The data below should be printed in full, exactly, and without any of its images.

Data records:
▬▬▬

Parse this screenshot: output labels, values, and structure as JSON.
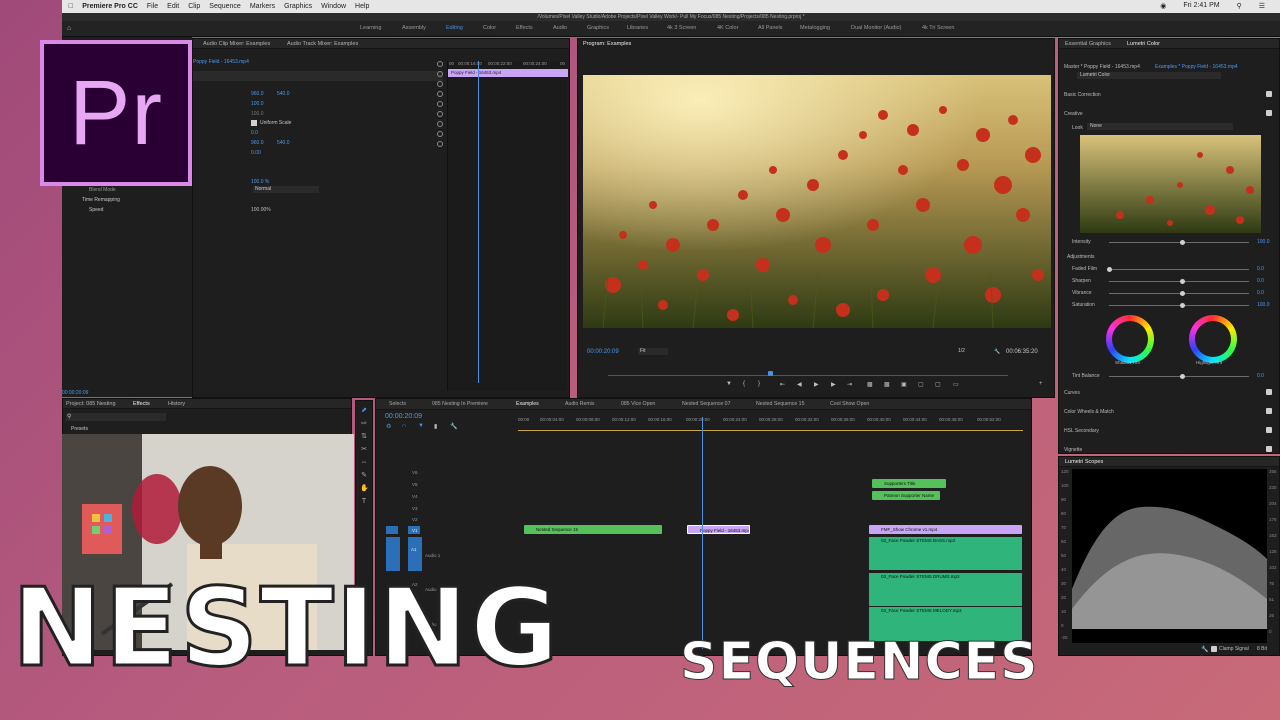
{
  "menubar": {
    "app": "Premiere Pro CC",
    "items": [
      "File",
      "Edit",
      "Clip",
      "Sequence",
      "Markers",
      "Graphics",
      "Window",
      "Help"
    ],
    "time": "Fri 2:41 PM"
  },
  "window_title": "/Volumes/Pixel Valley Studio/Adobe Projects/Pixel Valley Work/- Pull My Focus/085 Nesting/Projects/085 Nesting.prproj *",
  "workspaces": [
    "Learning",
    "Assembly",
    "Editing",
    "Color",
    "Effects",
    "Audio",
    "Graphics",
    "Libraries",
    "4k 3 Screen",
    "4K Color",
    "All Panels",
    "Metalogging",
    "Dual Monitor (Audio)",
    "4k Tri Screen"
  ],
  "active_workspace": "Editing",
  "logo_text": "Pr",
  "source_panel": {
    "tabs": [
      "Audio Clip Mixer: Examples",
      "Audio Track Mixer: Examples"
    ],
    "clip_label": "Poppy Field - 16453.mp4",
    "mini_ruler": [
      "00",
      "00:00:16:00",
      "00:00:22:00",
      "00:00:24:00",
      "00"
    ],
    "rows": [
      {
        "v1": "960.0",
        "v2": "540.0"
      },
      {
        "v1": "100.0"
      },
      {
        "v1": "100.0"
      },
      {
        "checkbox_label": "Uniform Scale"
      },
      {
        "v1": "0.0"
      },
      {
        "v1": "960.0",
        "v2": "540.0"
      },
      {
        "v1": "0.00"
      }
    ],
    "opacity": "100.0 %",
    "blend_mode_label": "Blend Mode",
    "blend_mode_value": "Normal",
    "time_remapping": "Time Remapping",
    "speed_label": "Speed",
    "speed_value": "100.00%",
    "timecode": "00:00:20:09"
  },
  "program_monitor": {
    "title": "Program: Examples",
    "timecode": "00:00:20:09",
    "fit": "Fit",
    "resolution": "1/2",
    "duration": "00:06:35:20"
  },
  "lumetri": {
    "tabs": [
      "Essential Graphics",
      "Lumetri Color"
    ],
    "master": "Master * Poppy Field - 16453.mp4",
    "seq": "Examples * Poppy Field - 16453.mp4",
    "preset": "Lumetri Color",
    "basic_correction": "Basic Correction",
    "creative": "Creative",
    "look_label": "Look",
    "look_value": "None",
    "intensity_label": "Intensity",
    "intensity_value": "100.0",
    "adjustments": "Adjustments",
    "faded_label": "Faded Film",
    "faded_value": "0.0",
    "sharpen_label": "Sharpen",
    "sharpen_value": "0.0",
    "vibrance_label": "Vibrance",
    "vibrance_value": "0.0",
    "saturation_label": "Saturation",
    "saturation_value": "100.0",
    "shadow_tint": "Shadow Tint",
    "highlight_tint": "Highlight Tint",
    "tint_balance_label": "Tint Balance",
    "tint_balance_value": "0.0",
    "sections": [
      "Curves",
      "Color Wheels & Match",
      "HSL Secondary",
      "Vignette"
    ]
  },
  "scopes": {
    "title": "Lumetri Scopes",
    "left_scale": [
      "120",
      "100",
      "90",
      "80",
      "70",
      "60",
      "50",
      "40",
      "30",
      "20",
      "10",
      "0",
      "-20"
    ],
    "right_scale": [
      "255",
      "230",
      "204",
      "178",
      "153",
      "128",
      "102",
      "76",
      "51",
      "26",
      "0"
    ],
    "clamp": "Clamp Signal",
    "bit": "8 Bit"
  },
  "project_panel": {
    "tabs": [
      "Project: 085 Nesting",
      "Effects",
      "History"
    ],
    "presets": "Presets"
  },
  "timeline": {
    "tabs": [
      "Selects",
      "085 Nesting In Premiere",
      "Examples",
      "Audio Remix",
      "085 Vice Open",
      "Nested Sequence 07",
      "Nested Sequence 15",
      "Cool Show Open"
    ],
    "active_tab": "Examples",
    "timecode": "00:00:20:09",
    "ruler": [
      "00:00",
      "00:00:04:00",
      "00:00:08:00",
      "00:00:12:00",
      "00:00:16:00",
      "00:00:20:00",
      "00:00:24:00",
      "00:00:28:00",
      "00:00:32:00",
      "00:00:36:00",
      "00:00:40:00",
      "00:00:44:00",
      "00:00:48:00",
      "00:00:52:00"
    ],
    "tracks": [
      "V6",
      "V5",
      "V4",
      "V3",
      "V2",
      "V1",
      "A1",
      "A2",
      "A3"
    ],
    "track_names": [
      "Audio 1",
      "Audio 2",
      "Audio 3"
    ],
    "clips": {
      "supporters_title": "Supporters Title",
      "patreon": "Patreon Supporter Name",
      "nested15": "Nested Sequence 15",
      "poppy": "Poppy Field - 16453.mp4",
      "fmf": "FMF_Show Chrome v1.mp4",
      "a1": "03_Face Powder STEMS BASS.mp3",
      "a2": "03_Face Powder STEMS DRUMS.mp3",
      "a3": "03_Face Powder STEMS MELODY.mp3"
    }
  },
  "overlay": {
    "big": "NESTING",
    "small": "SEQUENCES"
  },
  "colors": {
    "accent_blue": "#4a9bf0",
    "video_clip": "#55c15a",
    "nested_clip": "#c8a6f5",
    "audio_clip": "#2fb57c",
    "logo_bg": "#2a0034",
    "logo_border": "#d98ae6"
  }
}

▬▬▬

> _Completed task_:
Parse this screenshot: output labels, values, and structure as JSON.
{
  "menubar": {
    "app": "Premiere Pro CC",
    "items": [
      "File",
      "Edit",
      "Clip",
      "Sequence",
      "Markers",
      "Graphics",
      "Window",
      "Help"
    ],
    "time": "Fri 2:41 PM"
  },
  "window_title": "/Volumes/Pixel Valley Studio/Adobe Projects/Pixel Valley Work/- Pull My Focus/085 Nesting/Projects/085 Nesting.prproj *",
  "workspaces": [
    "Learning",
    "Assembly",
    "Editing",
    "Color",
    "Effects",
    "Audio",
    "Graphics",
    "Libraries",
    "4k 3 Screen",
    "4K Color",
    "All Panels",
    "Metalogging",
    "Dual Monitor (Audio)",
    "4k Tri Screen"
  ],
  "active_workspace": "Editing",
  "logo_text": "Pr",
  "source_panel": {
    "tabs": [
      "Audio Clip Mixer: Examples",
      "Audio Track Mixer: Examples"
    ],
    "clip_label": "Poppy Field - 16453.mp4",
    "mini_ruler": [
      "00",
      "00:00:16:00",
      "00:00:22:00",
      "00:00:24:00",
      "00"
    ],
    "rows": [
      {
        "v1": "960.0",
        "v2": "540.0"
      },
      {
        "v1": "100.0"
      },
      {
        "v1": "100.0"
      },
      {
        "checkbox_label": "Uniform Scale"
      },
      {
        "v1": "0.0"
      },
      {
        "v1": "960.0",
        "v2": "540.0"
      },
      {
        "v1": "0.00"
      }
    ],
    "opacity": "100.0 %",
    "blend_mode_label": "Blend Mode",
    "blend_mode_value": "Normal",
    "time_remapping": "Time Remapping",
    "speed_label": "Speed",
    "speed_value": "100.00%",
    "timecode": "00:00:20:09"
  },
  "program_monitor": {
    "title": "Program: Examples",
    "timecode": "00:00:20:09",
    "fit": "Fit",
    "resolution": "1/2",
    "duration": "00:06:35:20"
  },
  "lumetri": {
    "tabs": [
      "Essential Graphics",
      "Lumetri Color"
    ],
    "master": "Master * Poppy Field - 16453.mp4",
    "seq": "Examples * Poppy Field - 16453.mp4",
    "preset": "Lumetri Color",
    "basic_correction": "Basic Correction",
    "creative": "Creative",
    "look_label": "Look",
    "look_value": "None",
    "intensity_label": "Intensity",
    "intensity_value": "100.0",
    "adjustments": "Adjustments",
    "faded_label": "Faded Film",
    "faded_value": "0.0",
    "sharpen_label": "Sharpen",
    "sharpen_value": "0.0",
    "vibrance_label": "Vibrance",
    "vibrance_value": "0.0",
    "saturation_label": "Saturation",
    "saturation_value": "100.0",
    "shadow_tint": "Shadow Tint",
    "highlight_tint": "Highlight Tint",
    "tint_balance_label": "Tint Balance",
    "tint_balance_value": "0.0",
    "sections": [
      "Curves",
      "Color Wheels & Match",
      "HSL Secondary",
      "Vignette"
    ]
  },
  "scopes": {
    "title": "Lumetri Scopes",
    "left_scale": [
      "120",
      "100",
      "90",
      "80",
      "70",
      "60",
      "50",
      "40",
      "30",
      "20",
      "10",
      "0",
      "-20"
    ],
    "right_scale": [
      "255",
      "230",
      "204",
      "178",
      "153",
      "128",
      "102",
      "76",
      "51",
      "26",
      "0"
    ],
    "clamp": "Clamp Signal",
    "bit": "8 Bit"
  },
  "project_panel": {
    "tabs": [
      "Project: 085 Nesting",
      "Effects",
      "History"
    ],
    "presets": "Presets"
  },
  "timeline": {
    "tabs": [
      "Selects",
      "085 Nesting In Premiere",
      "Examples",
      "Audio Remix",
      "085 Vice Open",
      "Nested Sequence 07",
      "Nested Sequence 15",
      "Cool Show Open"
    ],
    "active_tab": "Examples",
    "timecode": "00:00:20:09",
    "ruler": [
      "00:00",
      "00:00:04:00",
      "00:00:08:00",
      "00:00:12:00",
      "00:00:16:00",
      "00:00:20:00",
      "00:00:24:00",
      "00:00:28:00",
      "00:00:32:00",
      "00:00:36:00",
      "00:00:40:00",
      "00:00:44:00",
      "00:00:48:00",
      "00:00:52:00"
    ],
    "tracks": [
      "V6",
      "V5",
      "V4",
      "V3",
      "V2",
      "V1",
      "A1",
      "A2",
      "A3"
    ],
    "track_names": [
      "Audio 1",
      "Audio 2",
      "Audio 3"
    ],
    "clips": {
      "supporters_title": "Supporters Title",
      "patreon": "Patreon Supporter Name",
      "nested15": "Nested Sequence 15",
      "poppy": "Poppy Field - 16453.mp4",
      "fmf": "FMF_Show Chrome v1.mp4",
      "a1": "03_Face Powder STEMS BASS.mp3",
      "a2": "03_Face Powder STEMS DRUMS.mp3",
      "a3": "03_Face Powder STEMS MELODY.mp3"
    }
  },
  "overlay": {
    "big": "NESTING",
    "small": "SEQUENCES"
  },
  "colors": {
    "accent_blue": "#4a9bf0",
    "video_clip": "#55c15a",
    "nested_clip": "#c8a6f5",
    "audio_clip": "#2fb57c",
    "logo_bg": "#2a0034",
    "logo_border": "#d98ae6"
  }
}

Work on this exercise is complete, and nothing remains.